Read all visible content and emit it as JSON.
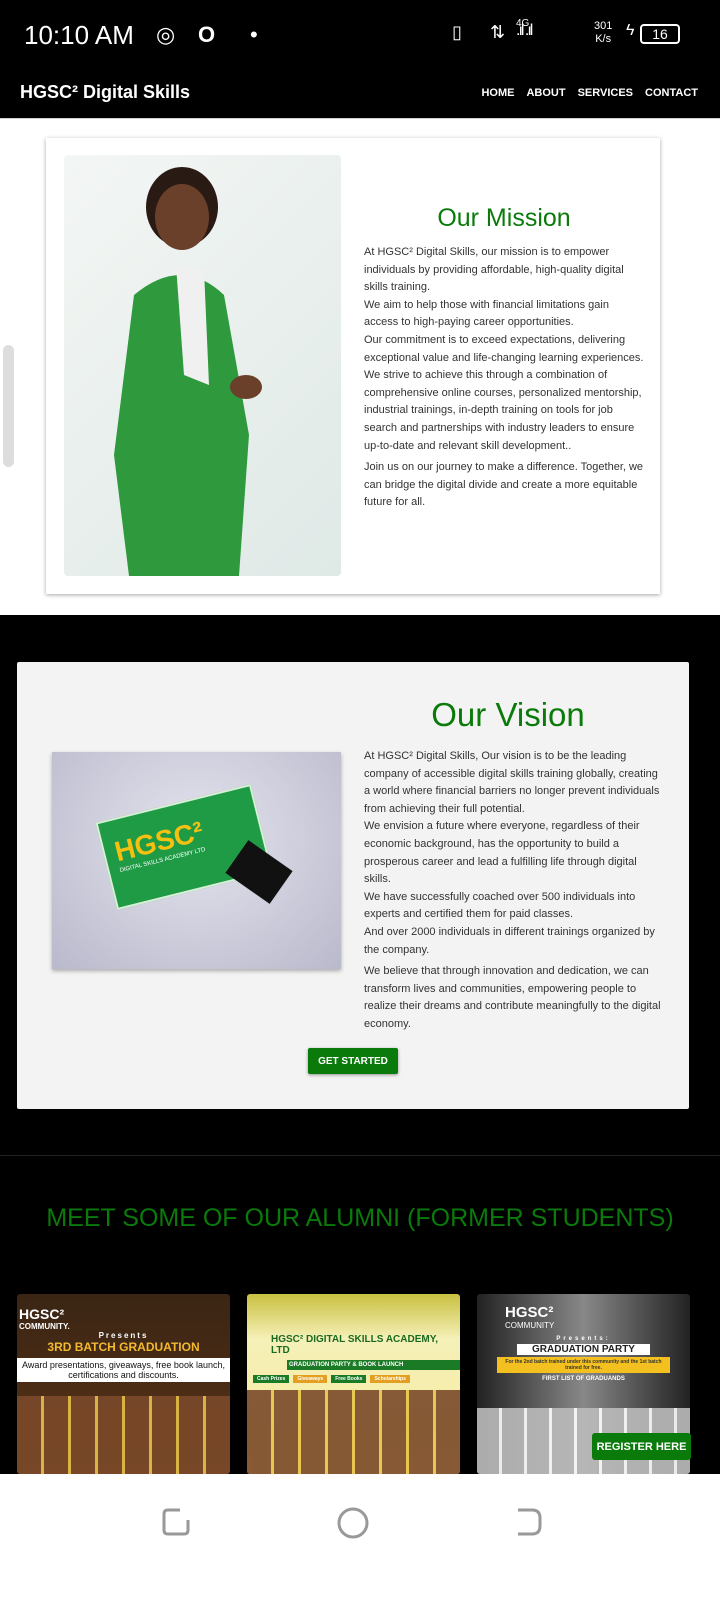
{
  "status_bar": {
    "time": "10:10 AM",
    "network": "4G",
    "speed_value": "301",
    "speed_unit": "K/s",
    "battery": "16"
  },
  "nav": {
    "brand": "HGSC² Digital Skills",
    "links": [
      "HOME",
      "ABOUT",
      "SERVICES",
      "CONTACT"
    ]
  },
  "mission": {
    "title": "Our Mission",
    "paragraphs": [
      "At HGSC² Digital Skills, our mission is to empower individuals by providing affordable, high-quality digital skills training.\nWe aim to help those with financial limitations gain access to high-paying career opportunities.\nOur commitment is to exceed expectations, delivering exceptional value and life-changing learning experiences. We strive to achieve this through a combination of comprehensive online courses, personalized mentorship, industrial trainings, in-depth training on tools for job search and partnerships with industry leaders to ensure up-to-date and relevant skill development..",
      "Join us on our journey to make a difference. Together, we can bridge the digital divide and create a more equitable future for all."
    ]
  },
  "vision": {
    "title": "Our Vision",
    "card_logo": "HGSC²",
    "card_sub": "DIGITAL SKILLS ACADEMY LTD",
    "paragraphs": [
      "At HGSC² Digital Skills, Our vision is to be the leading company of accessible digital skills training globally, creating a world where financial barriers no longer prevent individuals from achieving their full potential.\nWe envision a future where everyone, regardless of their economic background, has the opportunity to build a prosperous career and lead a fulfilling life through digital skills.\nWe have successfully coached over 500 individuals into experts and certified them for paid classes.\nAnd over 2000 individuals in different trainings organized by the company.",
      "We believe that through innovation and dedication, we can transform lives and communities, empowering people to realize their dreams and contribute meaningfully to the digital economy."
    ],
    "button": "GET STARTED"
  },
  "alumni": {
    "title": "MEET SOME OF OUR ALUMNI (FORMER STUDENTS)",
    "cards": [
      {
        "brand": "HGSC²",
        "community": "COMMUNITY.",
        "presents": "Presents",
        "headline": "3RD BATCH GRADUATION",
        "sub": "Award presentations, giveaways, free book launch, certifications and discounts."
      },
      {
        "brand": "HGSC² DIGITAL SKILLS ACADEMY, LTD",
        "headline": "GRADUATION PARTY & BOOK LAUNCH",
        "tags": [
          "Cash Prizes",
          "Giveaways",
          "Free Books",
          "Scholarships"
        ]
      },
      {
        "brand": "HGSC²",
        "community": "COMMUNITY",
        "presents": "Presents:",
        "headline": "GRADUATION PARTY",
        "sub": "For the 2nd batch trained under this community and the 1st batch trained for free.",
        "list": "FIRST LIST OF GRADUANDS"
      }
    ]
  },
  "register_button": "REGISTER HERE",
  "colors": {
    "accent": "#0a7a0a",
    "dark": "#000000",
    "card": "#f3f3f3"
  }
}
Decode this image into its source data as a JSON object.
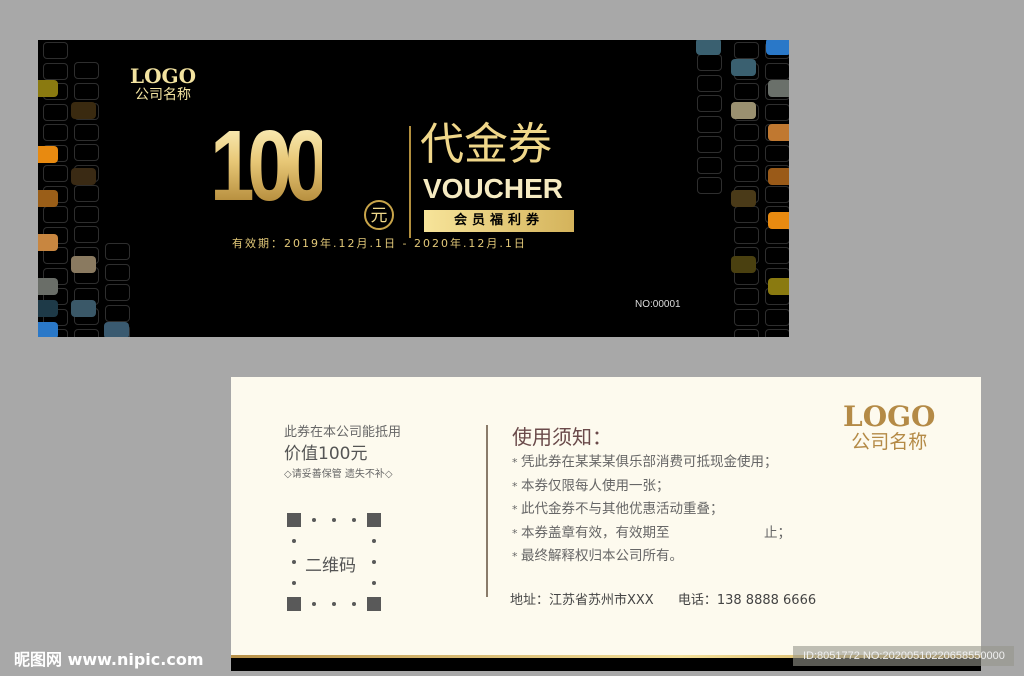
{
  "front": {
    "logo": "LOGO",
    "company": "公司名称",
    "amount": "100",
    "currency": "元",
    "title_cn": "代金券",
    "title_en": "VOUCHER",
    "badge": "会员福利券",
    "validity": "有效期：2019年.12月.1日 - 2020年.12月.1日",
    "serial": "NO:00001"
  },
  "back": {
    "use_text": "此券在本公司能抵用",
    "value_text": "价值100元",
    "keep_text": "◇请妥善保管 遗失不补◇",
    "qr_label": "二维码",
    "notice_title": "使用须知：",
    "rules": [
      "凭此券在某某某俱乐部消费可抵现金使用；",
      "本券仅限每人使用一张；",
      "此代金券不与其他优惠活动重叠；",
      "本券盖章有效，有效期至　　　　　　　止；",
      "最终解释权归本公司所有。"
    ],
    "address": "地址：江苏省苏州市XXX",
    "phone": "电话：138 8888 6666",
    "logo": "LOGO",
    "company": "公司名称"
  },
  "watermark": "昵图网 www.nipic.com",
  "image_id": "ID:8051772 NO:20200510220658550000",
  "colors": {
    "gold": "#e8c877",
    "background": "#a8a8a8",
    "card_back": "#fdfaee"
  }
}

============================================================

What is needed: Copy every line of the records above that holds the word "presents".

Worked solution:
        "presents": "Presents",
        "presents": "Presents:",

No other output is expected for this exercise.